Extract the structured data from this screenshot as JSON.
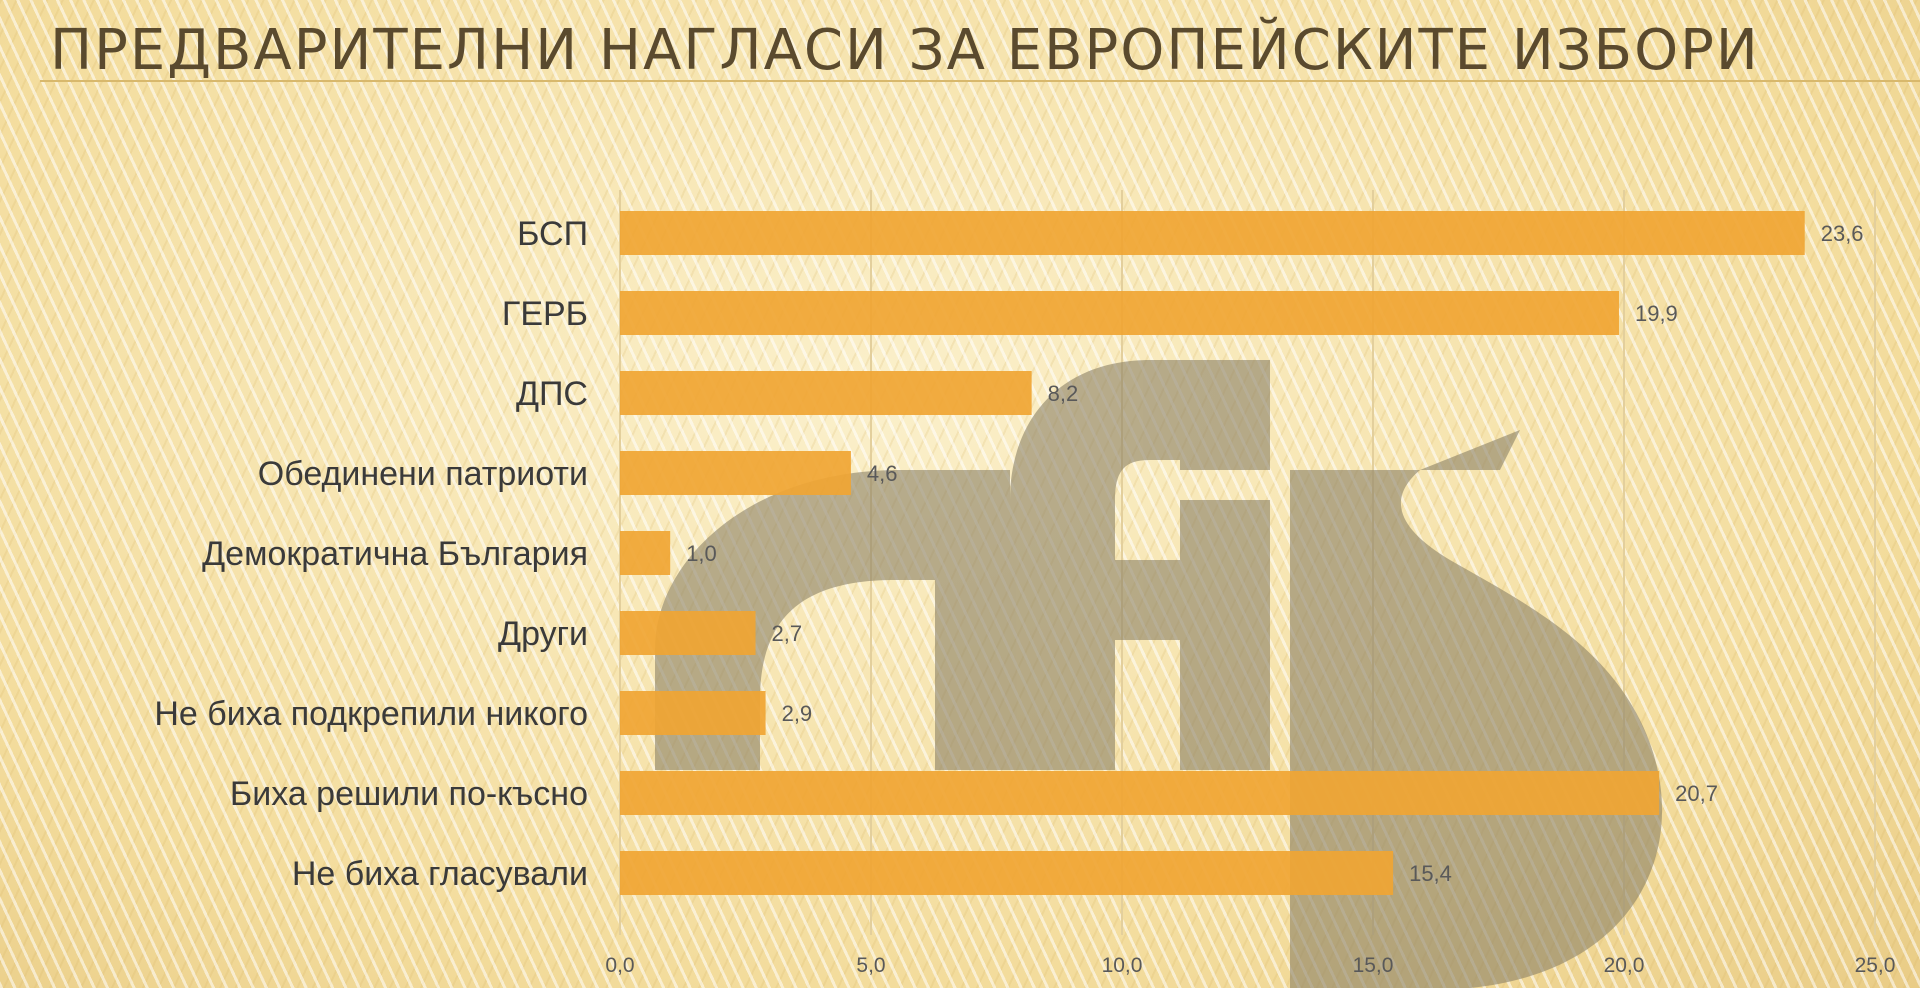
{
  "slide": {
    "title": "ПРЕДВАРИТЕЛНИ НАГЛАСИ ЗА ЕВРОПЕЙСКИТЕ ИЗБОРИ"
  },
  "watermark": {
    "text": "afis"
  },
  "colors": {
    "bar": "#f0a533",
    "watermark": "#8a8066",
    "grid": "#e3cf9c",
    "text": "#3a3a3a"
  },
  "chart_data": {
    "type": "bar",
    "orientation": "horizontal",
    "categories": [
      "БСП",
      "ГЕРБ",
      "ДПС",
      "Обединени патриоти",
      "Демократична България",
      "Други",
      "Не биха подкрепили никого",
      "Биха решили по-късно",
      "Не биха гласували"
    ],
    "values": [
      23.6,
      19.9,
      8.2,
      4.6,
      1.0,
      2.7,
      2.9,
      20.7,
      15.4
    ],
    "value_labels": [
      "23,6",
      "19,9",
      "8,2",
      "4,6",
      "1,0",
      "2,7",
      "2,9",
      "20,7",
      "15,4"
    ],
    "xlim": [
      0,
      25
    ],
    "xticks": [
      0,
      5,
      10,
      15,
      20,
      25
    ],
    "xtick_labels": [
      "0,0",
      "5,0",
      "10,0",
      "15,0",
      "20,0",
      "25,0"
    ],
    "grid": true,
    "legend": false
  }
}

◆ ◆ ◆ ◆ ◆ ◆ ◆

_THE PROBLEM_:
Your copy should match the records word for word, with the pictures removed.

_OUTPUT OF THE TASK_:
Extract the structured data from this screenshot as JSON.
{
  "slide": {
    "title": "ПРЕДВАРИТЕЛНИ НАГЛАСИ ЗА ЕВРОПЕЙСКИТЕ ИЗБОРИ"
  },
  "watermark": {
    "text": "afis"
  },
  "colors": {
    "bar": "#f0a533",
    "watermark": "#8a8066",
    "grid": "#e3cf9c",
    "text": "#3a3a3a"
  },
  "chart_data": {
    "type": "bar",
    "orientation": "horizontal",
    "categories": [
      "БСП",
      "ГЕРБ",
      "ДПС",
      "Обединени патриоти",
      "Демократична България",
      "Други",
      "Не биха подкрепили никого",
      "Биха решили по-късно",
      "Не биха гласували"
    ],
    "values": [
      23.6,
      19.9,
      8.2,
      4.6,
      1.0,
      2.7,
      2.9,
      20.7,
      15.4
    ],
    "value_labels": [
      "23,6",
      "19,9",
      "8,2",
      "4,6",
      "1,0",
      "2,7",
      "2,9",
      "20,7",
      "15,4"
    ],
    "xlim": [
      0,
      25
    ],
    "xticks": [
      0,
      5,
      10,
      15,
      20,
      25
    ],
    "xtick_labels": [
      "0,0",
      "5,0",
      "10,0",
      "15,0",
      "20,0",
      "25,0"
    ],
    "grid": true,
    "legend": false
  }
}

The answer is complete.